EXERCISE
Output all the material that follows, exactly as given.

MATERIALS PROVIDED

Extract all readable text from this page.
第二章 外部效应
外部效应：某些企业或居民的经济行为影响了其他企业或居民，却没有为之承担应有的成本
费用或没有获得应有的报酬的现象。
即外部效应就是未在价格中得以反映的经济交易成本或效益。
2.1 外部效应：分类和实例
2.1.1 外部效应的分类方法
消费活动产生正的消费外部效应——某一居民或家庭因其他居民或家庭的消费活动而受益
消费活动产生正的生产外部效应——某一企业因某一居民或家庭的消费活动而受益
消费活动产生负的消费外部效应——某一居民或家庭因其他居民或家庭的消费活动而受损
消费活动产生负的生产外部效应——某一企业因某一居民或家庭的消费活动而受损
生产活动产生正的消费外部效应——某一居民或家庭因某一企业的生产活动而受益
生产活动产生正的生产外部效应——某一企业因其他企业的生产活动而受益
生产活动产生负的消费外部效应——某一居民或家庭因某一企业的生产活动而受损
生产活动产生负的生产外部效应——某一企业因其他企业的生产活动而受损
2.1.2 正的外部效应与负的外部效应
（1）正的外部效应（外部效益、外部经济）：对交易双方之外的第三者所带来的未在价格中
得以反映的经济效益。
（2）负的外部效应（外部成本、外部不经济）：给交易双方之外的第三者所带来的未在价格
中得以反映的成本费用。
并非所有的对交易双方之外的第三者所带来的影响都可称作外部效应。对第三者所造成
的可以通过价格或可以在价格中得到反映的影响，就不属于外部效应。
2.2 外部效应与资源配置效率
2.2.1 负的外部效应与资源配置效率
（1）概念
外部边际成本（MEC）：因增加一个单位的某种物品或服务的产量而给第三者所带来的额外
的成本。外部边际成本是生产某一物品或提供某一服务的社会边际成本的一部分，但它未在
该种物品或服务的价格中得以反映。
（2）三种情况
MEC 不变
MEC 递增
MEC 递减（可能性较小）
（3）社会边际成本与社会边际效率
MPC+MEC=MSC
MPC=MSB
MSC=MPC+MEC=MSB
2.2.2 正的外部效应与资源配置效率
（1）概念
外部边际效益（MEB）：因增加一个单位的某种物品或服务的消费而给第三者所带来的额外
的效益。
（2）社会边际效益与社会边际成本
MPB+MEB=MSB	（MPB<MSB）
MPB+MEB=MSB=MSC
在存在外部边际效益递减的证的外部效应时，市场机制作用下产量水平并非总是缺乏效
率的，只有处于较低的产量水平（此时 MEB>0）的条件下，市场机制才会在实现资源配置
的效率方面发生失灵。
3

THE REPLY
Extract all readable text from this page.
第二章 外部效应
外部效应：某些企业或居民的经济行为影响了其他企业或居民，却没有为之承担应有的成本
费用或没有获得应有的报酬的现象。
即外部效应就是未在价格中得以反映的经济交易成本或效益。
2.1 外部效应：分类和实例
2.1.1 外部效应的分类方法
消费活动产生正的消费外部效应——某一居民或家庭因其他居民或家庭的消费活动而受益
消费活动产生正的生产外部效应——某一企业因某一居民或家庭的消费活动而受益
消费活动产生负的消费外部效应——某一居民或家庭因其他居民或家庭的消费活动而受损
消费活动产生负的生产外部效应——某一企业因某一居民或家庭的消费活动而受损
生产活动产生正的消费外部效应——某一居民或家庭因某一企业的生产活动而受益
生产活动产生正的生产外部效应——某一企业因其他企业的生产活动而受益
生产活动产生负的消费外部效应——某一居民或家庭因某一企业的生产活动而受损
生产活动产生负的生产外部效应——某一企业因其他企业的生产活动而受损
2.1.2 正的外部效应与负的外部效应
（1）正的外部效应（外部效益、外部经济）：对交易双方之外的第三者所带来的未在价格中
得以反映的经济效益。
（2）负的外部效应（外部成本、外部不经济）：给交易双方之外的第三者所带来的未在价格
中得以反映的成本费用。
并非所有的对交易双方之外的第三者所带来的影响都可称作外部效应。对第三者所造成
的可以通过价格或可以在价格中得到反映的影响，就不属于外部效应。
2.2 外部效应与资源配置效率
2.2.1 负的外部效应与资源配置效率
（1）概念
外部边际成本（MEC）：因增加一个单位的某种物品或服务的产量而给第三者所带来的额外
的成本。外部边际成本是生产某一物品或提供某一服务的社会边际成本的一部分，但它未在
该种物品或服务的价格中得以反映。
（2）三种情况
MEC 不变
MEC 递增
MEC 递减（可能性较小）
（3）社会边际成本与社会边际效率
MPC+MEC=MSC
MPC=MSB
MSC=MPC+MEC=MSB
2.2.2 正的外部效应与资源配置效率
（1）概念
外部边际效益（MEB）：因增加一个单位的某种物品或服务的消费而给第三者所带来的额外
的效益。
（2）社会边际效益与社会边际成本
MPB+MEB=MSB	（MPB<MSB）
MPB+MEB=MSB=MSC
在存在外部边际效益递减的证的外部效应时，市场机制作用下产量水平并非总是缺乏效
率的，只有处于较低的产量水平（此时 MEB>0）的条件下，市场机制才会在实现资源配置
的效率方面发生失灵。
3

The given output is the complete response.